───── TASK INPUT ─────

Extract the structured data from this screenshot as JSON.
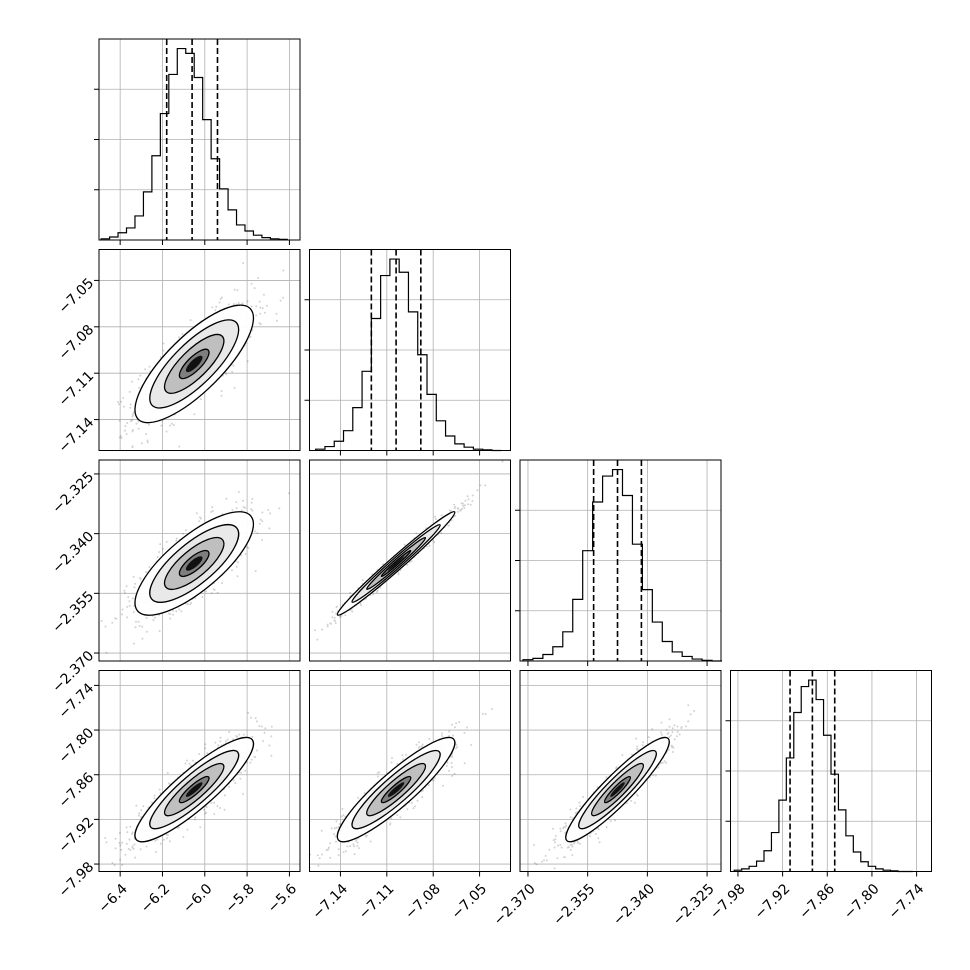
{
  "chart_data": {
    "type": "corner",
    "grid": true,
    "colors": {
      "line": "#000000",
      "grid": "#b0b0b0",
      "points": "#4d4d4d"
    },
    "parameters": [
      {
        "range": [
          -6.5,
          -5.55
        ],
        "ticks": [
          -6.4,
          -6.2,
          -6.0,
          -5.8,
          -5.6
        ],
        "tick_labels": [
          "−6.4",
          "−6.2",
          "−6.0",
          "−5.8",
          "−5.6"
        ],
        "quantiles": [
          -6.18,
          -6.06,
          -5.94
        ],
        "hist_x": [
          -6.47,
          -6.43,
          -6.39,
          -6.35,
          -6.31,
          -6.27,
          -6.23,
          -6.19,
          -6.15,
          -6.11,
          -6.07,
          -6.03,
          -5.99,
          -5.95,
          -5.91,
          -5.87,
          -5.83,
          -5.79,
          -5.75,
          -5.71,
          -5.67,
          -5.63
        ],
        "hist_counts": [
          2,
          5,
          12,
          20,
          40,
          80,
          140,
          210,
          275,
          318,
          310,
          270,
          200,
          135,
          85,
          50,
          25,
          15,
          8,
          4,
          2,
          1
        ]
      },
      {
        "range": [
          -7.16,
          -7.03
        ],
        "ticks": [
          -7.14,
          -7.11,
          -7.08,
          -7.05
        ],
        "tick_labels": [
          "−7.14",
          "−7.11",
          "−7.08",
          "−7.05"
        ],
        "quantiles": [
          -7.12,
          -7.104,
          -7.088
        ],
        "hist_x": [
          -7.153,
          -7.147,
          -7.141,
          -7.135,
          -7.129,
          -7.123,
          -7.117,
          -7.111,
          -7.105,
          -7.099,
          -7.093,
          -7.087,
          -7.081,
          -7.075,
          -7.069,
          -7.063,
          -7.057,
          -7.051,
          -7.045,
          -7.039
        ],
        "hist_counts": [
          2,
          6,
          14,
          30,
          65,
          120,
          200,
          265,
          290,
          270,
          210,
          145,
          85,
          45,
          22,
          10,
          5,
          2,
          1,
          0
        ]
      },
      {
        "range": [
          -2.372,
          -2.3215
        ],
        "ticks": [
          -2.37,
          -2.355,
          -2.34,
          -2.325
        ],
        "tick_labels": [
          "−2.370",
          "−2.355",
          "−2.340",
          "−2.325"
        ],
        "quantiles": [
          -2.3535,
          -2.3475,
          -2.3415
        ],
        "hist_x": [
          -2.37,
          -2.3675,
          -2.365,
          -2.3625,
          -2.36,
          -2.3575,
          -2.355,
          -2.3525,
          -2.35,
          -2.3475,
          -2.345,
          -2.3425,
          -2.34,
          -2.3375,
          -2.335,
          -2.3325,
          -2.33,
          -2.3275,
          -2.325,
          -2.3225
        ],
        "hist_counts": [
          2,
          4,
          10,
          22,
          45,
          95,
          170,
          245,
          285,
          295,
          255,
          180,
          110,
          60,
          30,
          14,
          7,
          3,
          1,
          0
        ]
      },
      {
        "range": [
          -7.99,
          -7.72
        ],
        "ticks": [
          -7.98,
          -7.92,
          -7.86,
          -7.8,
          -7.74
        ],
        "tick_labels": [
          "−7.98",
          "−7.92",
          "−7.86",
          "−7.80",
          "−7.74"
        ],
        "quantiles": [
          -7.91,
          -7.88,
          -7.85
        ],
        "hist_x": [
          -7.98,
          -7.97,
          -7.96,
          -7.95,
          -7.94,
          -7.93,
          -7.92,
          -7.91,
          -7.9,
          -7.89,
          -7.88,
          -7.87,
          -7.86,
          -7.85,
          -7.84,
          -7.83,
          -7.82,
          -7.81,
          -7.8,
          -7.79,
          -7.78,
          -7.77,
          -7.76,
          -7.75
        ],
        "hist_counts": [
          2,
          4,
          8,
          16,
          32,
          60,
          110,
          175,
          245,
          285,
          295,
          265,
          210,
          150,
          95,
          55,
          30,
          15,
          8,
          4,
          2,
          1,
          0,
          0
        ]
      }
    ],
    "pairs": [
      {
        "col": 0,
        "row": 1,
        "mean": [
          -6.05,
          -7.104
        ],
        "sd": [
          0.14,
          0.019
        ],
        "rho": 0.78
      },
      {
        "col": 0,
        "row": 2,
        "mean": [
          -6.05,
          -2.3475
        ],
        "sd": [
          0.14,
          0.0065
        ],
        "rho": 0.76
      },
      {
        "col": 1,
        "row": 2,
        "mean": [
          -7.104,
          -2.3475
        ],
        "sd": [
          0.019,
          0.0065
        ],
        "rho": 0.985
      },
      {
        "col": 0,
        "row": 3,
        "mean": [
          -6.05,
          -7.88
        ],
        "sd": [
          0.14,
          0.035
        ],
        "rho": 0.88
      },
      {
        "col": 1,
        "row": 3,
        "mean": [
          -7.104,
          -7.88
        ],
        "sd": [
          0.019,
          0.035
        ],
        "rho": 0.9
      },
      {
        "col": 2,
        "row": 3,
        "mean": [
          -2.3475,
          -7.88
        ],
        "sd": [
          0.0065,
          0.035
        ],
        "rho": 0.92
      }
    ],
    "contour_levels_sigma": [
      0.5,
      1.0,
      1.5,
      2.0
    ],
    "title": "",
    "xlabel": "",
    "ylabel": ""
  }
}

─────

[SET TASK] Drop the images and quote the entries word for word.

[ANSWER]
Extract the structured data from this screenshot as JSON.
{
  "chart_data": {
    "type": "corner",
    "grid": true,
    "colors": {
      "line": "#000000",
      "grid": "#b0b0b0",
      "points": "#4d4d4d"
    },
    "parameters": [
      {
        "range": [
          -6.5,
          -5.55
        ],
        "ticks": [
          -6.4,
          -6.2,
          -6.0,
          -5.8,
          -5.6
        ],
        "tick_labels": [
          "−6.4",
          "−6.2",
          "−6.0",
          "−5.8",
          "−5.6"
        ],
        "quantiles": [
          -6.18,
          -6.06,
          -5.94
        ],
        "hist_x": [
          -6.47,
          -6.43,
          -6.39,
          -6.35,
          -6.31,
          -6.27,
          -6.23,
          -6.19,
          -6.15,
          -6.11,
          -6.07,
          -6.03,
          -5.99,
          -5.95,
          -5.91,
          -5.87,
          -5.83,
          -5.79,
          -5.75,
          -5.71,
          -5.67,
          -5.63
        ],
        "hist_counts": [
          2,
          5,
          12,
          20,
          40,
          80,
          140,
          210,
          275,
          318,
          310,
          270,
          200,
          135,
          85,
          50,
          25,
          15,
          8,
          4,
          2,
          1
        ]
      },
      {
        "range": [
          -7.16,
          -7.03
        ],
        "ticks": [
          -7.14,
          -7.11,
          -7.08,
          -7.05
        ],
        "tick_labels": [
          "−7.14",
          "−7.11",
          "−7.08",
          "−7.05"
        ],
        "quantiles": [
          -7.12,
          -7.104,
          -7.088
        ],
        "hist_x": [
          -7.153,
          -7.147,
          -7.141,
          -7.135,
          -7.129,
          -7.123,
          -7.117,
          -7.111,
          -7.105,
          -7.099,
          -7.093,
          -7.087,
          -7.081,
          -7.075,
          -7.069,
          -7.063,
          -7.057,
          -7.051,
          -7.045,
          -7.039
        ],
        "hist_counts": [
          2,
          6,
          14,
          30,
          65,
          120,
          200,
          265,
          290,
          270,
          210,
          145,
          85,
          45,
          22,
          10,
          5,
          2,
          1,
          0
        ]
      },
      {
        "range": [
          -2.372,
          -2.3215
        ],
        "ticks": [
          -2.37,
          -2.355,
          -2.34,
          -2.325
        ],
        "tick_labels": [
          "−2.370",
          "−2.355",
          "−2.340",
          "−2.325"
        ],
        "quantiles": [
          -2.3535,
          -2.3475,
          -2.3415
        ],
        "hist_x": [
          -2.37,
          -2.3675,
          -2.365,
          -2.3625,
          -2.36,
          -2.3575,
          -2.355,
          -2.3525,
          -2.35,
          -2.3475,
          -2.345,
          -2.3425,
          -2.34,
          -2.3375,
          -2.335,
          -2.3325,
          -2.33,
          -2.3275,
          -2.325,
          -2.3225
        ],
        "hist_counts": [
          2,
          4,
          10,
          22,
          45,
          95,
          170,
          245,
          285,
          295,
          255,
          180,
          110,
          60,
          30,
          14,
          7,
          3,
          1,
          0
        ]
      },
      {
        "range": [
          -7.99,
          -7.72
        ],
        "ticks": [
          -7.98,
          -7.92,
          -7.86,
          -7.8,
          -7.74
        ],
        "tick_labels": [
          "−7.98",
          "−7.92",
          "−7.86",
          "−7.80",
          "−7.74"
        ],
        "quantiles": [
          -7.91,
          -7.88,
          -7.85
        ],
        "hist_x": [
          -7.98,
          -7.97,
          -7.96,
          -7.95,
          -7.94,
          -7.93,
          -7.92,
          -7.91,
          -7.9,
          -7.89,
          -7.88,
          -7.87,
          -7.86,
          -7.85,
          -7.84,
          -7.83,
          -7.82,
          -7.81,
          -7.8,
          -7.79,
          -7.78,
          -7.77,
          -7.76,
          -7.75
        ],
        "hist_counts": [
          2,
          4,
          8,
          16,
          32,
          60,
          110,
          175,
          245,
          285,
          295,
          265,
          210,
          150,
          95,
          55,
          30,
          15,
          8,
          4,
          2,
          1,
          0,
          0
        ]
      }
    ],
    "pairs": [
      {
        "col": 0,
        "row": 1,
        "mean": [
          -6.05,
          -7.104
        ],
        "sd": [
          0.14,
          0.019
        ],
        "rho": 0.78
      },
      {
        "col": 0,
        "row": 2,
        "mean": [
          -6.05,
          -2.3475
        ],
        "sd": [
          0.14,
          0.0065
        ],
        "rho": 0.76
      },
      {
        "col": 1,
        "row": 2,
        "mean": [
          -7.104,
          -2.3475
        ],
        "sd": [
          0.019,
          0.0065
        ],
        "rho": 0.985
      },
      {
        "col": 0,
        "row": 3,
        "mean": [
          -6.05,
          -7.88
        ],
        "sd": [
          0.14,
          0.035
        ],
        "rho": 0.88
      },
      {
        "col": 1,
        "row": 3,
        "mean": [
          -7.104,
          -7.88
        ],
        "sd": [
          0.019,
          0.035
        ],
        "rho": 0.9
      },
      {
        "col": 2,
        "row": 3,
        "mean": [
          -2.3475,
          -7.88
        ],
        "sd": [
          0.0065,
          0.035
        ],
        "rho": 0.92
      }
    ],
    "contour_levels_sigma": [
      0.5,
      1.0,
      1.5,
      2.0
    ],
    "title": "",
    "xlabel": "",
    "ylabel": ""
  }
}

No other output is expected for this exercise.